Data entries =
___

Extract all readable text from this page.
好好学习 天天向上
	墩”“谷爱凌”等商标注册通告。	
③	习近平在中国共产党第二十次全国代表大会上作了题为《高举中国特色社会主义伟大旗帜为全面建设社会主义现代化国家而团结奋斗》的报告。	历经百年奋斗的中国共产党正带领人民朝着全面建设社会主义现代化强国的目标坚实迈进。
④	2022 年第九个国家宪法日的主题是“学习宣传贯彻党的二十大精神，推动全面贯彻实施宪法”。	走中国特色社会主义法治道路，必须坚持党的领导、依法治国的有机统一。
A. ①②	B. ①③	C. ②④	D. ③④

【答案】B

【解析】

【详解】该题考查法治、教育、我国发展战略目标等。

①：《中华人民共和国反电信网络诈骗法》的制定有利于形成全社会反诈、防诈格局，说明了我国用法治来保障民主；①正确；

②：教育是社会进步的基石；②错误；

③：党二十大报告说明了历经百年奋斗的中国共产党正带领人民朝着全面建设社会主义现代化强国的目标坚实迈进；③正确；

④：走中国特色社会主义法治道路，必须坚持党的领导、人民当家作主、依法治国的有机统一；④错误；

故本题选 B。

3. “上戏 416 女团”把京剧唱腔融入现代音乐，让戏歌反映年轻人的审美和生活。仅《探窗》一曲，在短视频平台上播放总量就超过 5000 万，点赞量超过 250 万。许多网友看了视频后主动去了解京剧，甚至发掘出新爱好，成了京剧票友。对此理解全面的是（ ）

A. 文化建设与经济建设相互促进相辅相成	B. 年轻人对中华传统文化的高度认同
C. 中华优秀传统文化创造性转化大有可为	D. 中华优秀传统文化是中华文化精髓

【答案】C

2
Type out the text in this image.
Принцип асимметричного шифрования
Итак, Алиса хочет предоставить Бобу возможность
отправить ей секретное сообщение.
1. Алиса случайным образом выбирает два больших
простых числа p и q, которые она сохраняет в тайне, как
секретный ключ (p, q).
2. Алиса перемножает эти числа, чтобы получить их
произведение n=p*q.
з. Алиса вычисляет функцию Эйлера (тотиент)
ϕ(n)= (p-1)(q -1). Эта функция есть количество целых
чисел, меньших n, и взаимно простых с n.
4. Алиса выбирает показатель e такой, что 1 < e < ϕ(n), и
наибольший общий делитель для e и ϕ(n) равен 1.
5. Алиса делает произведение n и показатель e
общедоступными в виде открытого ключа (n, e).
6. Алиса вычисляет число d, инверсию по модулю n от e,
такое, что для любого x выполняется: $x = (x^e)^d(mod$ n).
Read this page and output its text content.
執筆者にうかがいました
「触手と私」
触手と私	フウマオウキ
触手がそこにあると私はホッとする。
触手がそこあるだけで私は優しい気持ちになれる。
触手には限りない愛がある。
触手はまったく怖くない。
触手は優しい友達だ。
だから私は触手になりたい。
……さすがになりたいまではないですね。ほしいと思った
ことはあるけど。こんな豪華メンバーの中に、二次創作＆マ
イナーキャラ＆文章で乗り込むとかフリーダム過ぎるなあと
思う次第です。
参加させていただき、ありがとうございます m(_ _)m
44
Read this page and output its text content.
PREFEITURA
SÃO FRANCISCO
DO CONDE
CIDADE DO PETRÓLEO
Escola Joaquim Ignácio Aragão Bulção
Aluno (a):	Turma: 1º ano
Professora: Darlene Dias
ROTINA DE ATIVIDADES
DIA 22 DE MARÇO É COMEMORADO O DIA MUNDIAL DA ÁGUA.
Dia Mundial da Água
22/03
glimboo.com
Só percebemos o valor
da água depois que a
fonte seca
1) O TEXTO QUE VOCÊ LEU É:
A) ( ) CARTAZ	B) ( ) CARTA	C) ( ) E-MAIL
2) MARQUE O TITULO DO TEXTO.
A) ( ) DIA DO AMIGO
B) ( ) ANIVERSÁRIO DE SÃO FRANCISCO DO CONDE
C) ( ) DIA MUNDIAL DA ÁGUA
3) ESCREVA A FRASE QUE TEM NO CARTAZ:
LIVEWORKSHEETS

___

Set exercise = From the data above, copy each line that holds "простых".

Full solution =
простых числа p и q, которые она сохраняет в тайне, как
чисел, меньших n, и взаимно простых с n.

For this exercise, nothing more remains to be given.